::: Verilen metin :::
"Yaz bitti,
Yaz bitti
Yüksek sesle söylüyorum bunu kendime
Her yerde söylendiği gibi
Yaz bitti
Yaz bitti
Hiçbir şey hiçbir şey
Hiçbir şey
Yalnızca üşüyorum şimdi"

Murathan MUNGAN

Yaz bitti, eylülün son sıcak günleri de…
"Eyül toparlandı gitti işte,
Ekim de gider bu gidişle."
Turgut Uyar da böyle demişti, bir şiirinde.

Kış yaklaşırken daha, baharı özlemeye başlarım ben. Yılın neredeyse yarısı kış mevsimi olan bir coğrafyada doğup büyüdüğüm için belki de. Öyle zorluklarla da büyümedim; hani "Yaz gelse de içimiz ısınsa!" diyecek kadar. Kışın beni yıldırması için bir sebep yoktu. Annem babam nur içinde yatsın; biz ailece kış mevsiminin yoksunluklarını, yoksulluklarını hiç yaşamadık. Evimiz sıcacık, soframız doluydu hep. Yine de dışardaki o gözleri alan sonsuz beyazlık ve aşırı soğuk yıldırmış beni demek ki. Bir de baharın arkası yaz ya!.. Kim sevmez ki yazı? Masmavi gökyüzü, yemyeşil yeryüzü… Hatta deniz kum güneş…

Kemalettin Kamu'nun "Bingöl Çobanları"ındaki "deniz görmemiş çocukları" bile eminim ki yazı çok severlerdi.

"Daha deniz görmemiş bir çoban çocuğuyum,
Bu dağların en eski aşinasıdır soyum,
Bekçileri gibiyiz ebenced buraların,
Bu tenha derelerin, bu vahşi kayaların."
:::
Yapılacaklar ::
1. Yazın bitişini anlatan metne göre şu soruları yanıtlayın:
(a) Metnin başındaki şiirin altında hangi ad yer alıyor?
(b) Yazar, kış yaklaşırken hangi mevsimi özlemeye başladığını söylüyor?
(c) "deniz görmemiş çocukları" ifadesi Kemalettin Kamu'nun hangi şiirinden alınıyor?
2. Yazın bitişini anlatan metni son dizeden sonrasını yazarak sürdürün.
Buradaki verilere ihtiyaç yoktur.
::: Kaynak veriler :::
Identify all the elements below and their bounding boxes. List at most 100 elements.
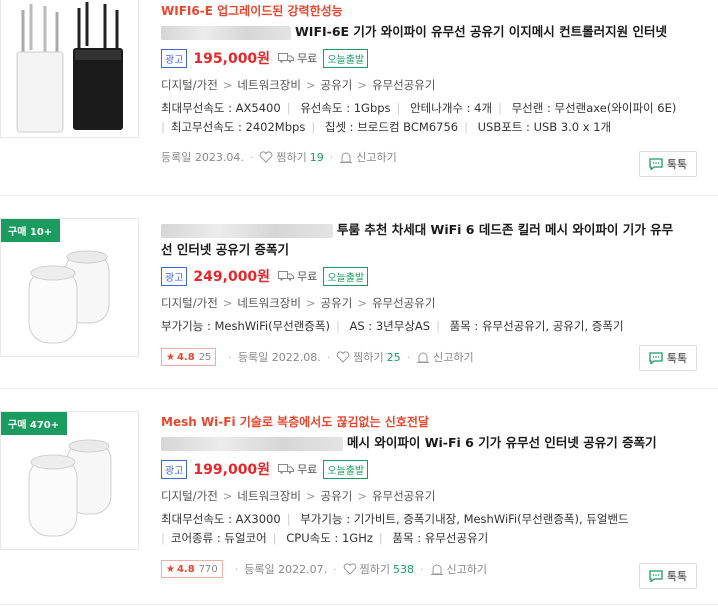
:::
Yanıtlar ::
1.
(a) Murathan MUNGAN
(b) Baharı
(c) "Bingöl Çobanları"

2.
Yazın en çok sevdiğim yanı, sabahları alarmsız ama yine de erkenden uyanmak, kahvaltıdan önce çocukken bahçemizde bir ağacın altında, daha sonraları balkonda kitap okumak oldu her zaman. Zihin dinlenmiş, kafaya bin bir türlü düşünce üşüşmeden…

Her yaz tatile girerken yaz kitapları seçkisi yaparım. Bu yaz seçtiklerimden biri Ayla Kutlu'ya, diğeri Oya Baydar'a ait olan iki kitap üzerinde bir şeyler söylemek istiyorum yaz biterken. Biraz konuları, biraz bana düşündürdüklerinden…

Ayla Kutlu'yu okumuzdaki bir söyleşi sırasında tanıma şansım olmuştu. Hem yetişkinler hem çocuklar için yazan ender yazarlarımızdandır. Benim çok sevdiğim bir üslubu vardır.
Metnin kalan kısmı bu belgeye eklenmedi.